### AIM
Leave out the pictures and copy the remaining records exactly.

Stored records
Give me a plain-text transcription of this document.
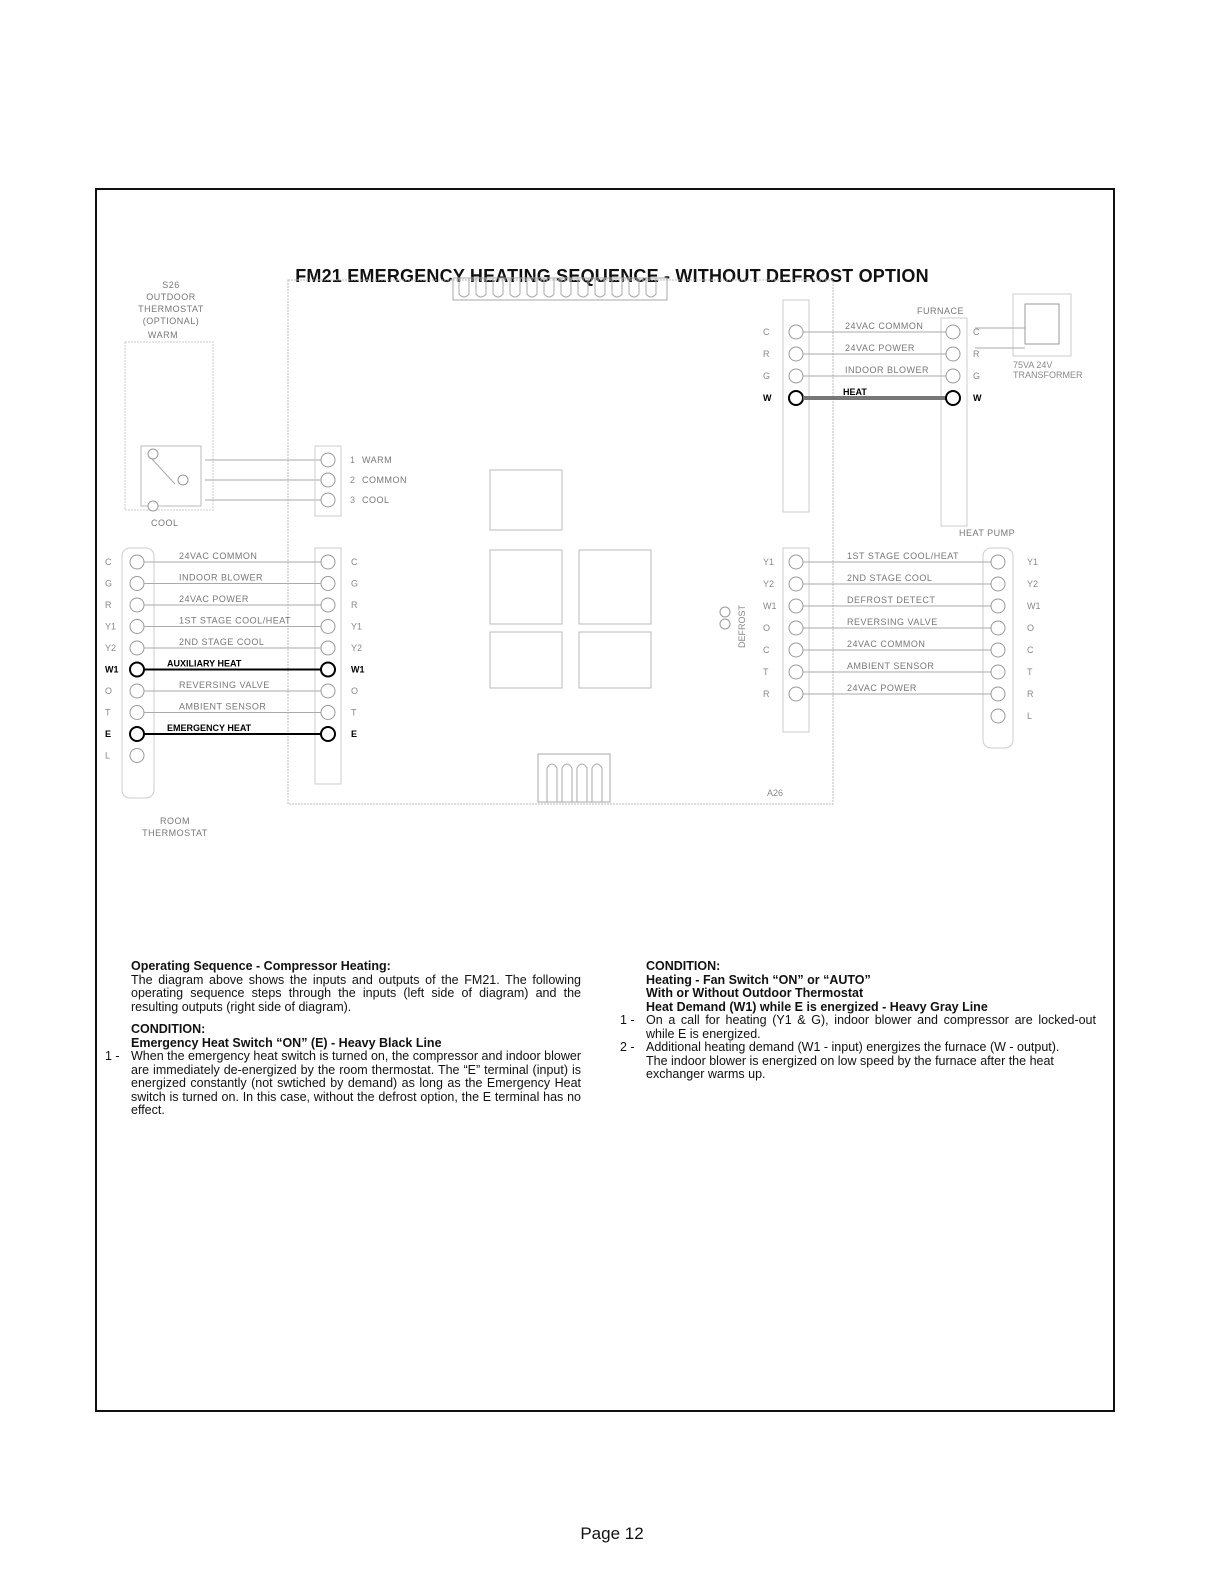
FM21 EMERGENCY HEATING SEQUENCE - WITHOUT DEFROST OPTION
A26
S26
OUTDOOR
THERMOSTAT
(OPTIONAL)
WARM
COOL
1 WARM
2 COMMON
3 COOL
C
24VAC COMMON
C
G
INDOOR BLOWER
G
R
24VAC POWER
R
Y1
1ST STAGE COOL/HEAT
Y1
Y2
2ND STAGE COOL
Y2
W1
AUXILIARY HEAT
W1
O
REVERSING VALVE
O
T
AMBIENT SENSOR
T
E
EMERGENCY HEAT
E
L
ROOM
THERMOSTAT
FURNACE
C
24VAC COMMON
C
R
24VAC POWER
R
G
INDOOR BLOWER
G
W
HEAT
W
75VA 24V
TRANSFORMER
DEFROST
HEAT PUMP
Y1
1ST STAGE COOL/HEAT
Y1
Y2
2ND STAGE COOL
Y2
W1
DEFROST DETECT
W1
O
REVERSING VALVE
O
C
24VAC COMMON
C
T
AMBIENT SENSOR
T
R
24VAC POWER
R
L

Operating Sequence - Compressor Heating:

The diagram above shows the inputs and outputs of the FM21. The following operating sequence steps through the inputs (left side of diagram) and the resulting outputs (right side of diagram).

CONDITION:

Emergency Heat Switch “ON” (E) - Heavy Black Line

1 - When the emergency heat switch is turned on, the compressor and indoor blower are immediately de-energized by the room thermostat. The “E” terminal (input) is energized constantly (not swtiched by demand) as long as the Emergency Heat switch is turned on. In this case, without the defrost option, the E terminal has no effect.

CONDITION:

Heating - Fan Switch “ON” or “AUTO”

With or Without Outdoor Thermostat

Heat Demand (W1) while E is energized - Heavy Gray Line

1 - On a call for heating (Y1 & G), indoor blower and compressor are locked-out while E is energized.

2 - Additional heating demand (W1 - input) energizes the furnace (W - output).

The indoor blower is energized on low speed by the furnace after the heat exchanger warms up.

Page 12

### WRITTEN RESPONSE
Give me a plain-text transcription of this document.
FM21 EMERGENCY HEATING SEQUENCE - WITHOUT DEFROST OPTION
A26
S26
OUTDOOR
THERMOSTAT
(OPTIONAL)
WARM
COOL
1 WARM
2 COMMON
3 COOL
C
24VAC COMMON
C
G
INDOOR BLOWER
G
R
24VAC POWER
R
Y1
1ST STAGE COOL/HEAT
Y1
Y2
2ND STAGE COOL
Y2
W1
AUXILIARY HEAT
W1
O
REVERSING VALVE
O
T
AMBIENT SENSOR
T
E
EMERGENCY HEAT
E
L
ROOM
THERMOSTAT
FURNACE
C
24VAC COMMON
C
R
24VAC POWER
R
G
INDOOR BLOWER
G
W
HEAT
W
75VA 24V
TRANSFORMER
DEFROST
HEAT PUMP
Y1
1ST STAGE COOL/HEAT
Y1
Y2
2ND STAGE COOL
Y2
W1
DEFROST DETECT
W1
O
REVERSING VALVE
O
C
24VAC COMMON
C
T
AMBIENT SENSOR
T
R
24VAC POWER
R
L

Operating Sequence - Compressor Heating:

The diagram above shows the inputs and outputs of the FM21. The following operating sequence steps through the inputs (left side of diagram) and the resulting outputs (right side of diagram).

CONDITION:

Emergency Heat Switch “ON” (E) - Heavy Black Line

1 - When the emergency heat switch is turned on, the compressor and indoor blower are immediately de-energized by the room thermostat. The “E” terminal (input) is energized constantly (not swtiched by demand) as long as the Emergency Heat switch is turned on. In this case, without the defrost option, the E terminal has no effect.

CONDITION:

Heating - Fan Switch “ON” or “AUTO”

With or Without Outdoor Thermostat

Heat Demand (W1) while E is energized - Heavy Gray Line

1 - On a call for heating (Y1 & G), indoor blower and compressor are locked-out while E is energized.

2 - Additional heating demand (W1 - input) energizes the furnace (W - output).

The indoor blower is energized on low speed by the furnace after the heat exchanger warms up.

Page 12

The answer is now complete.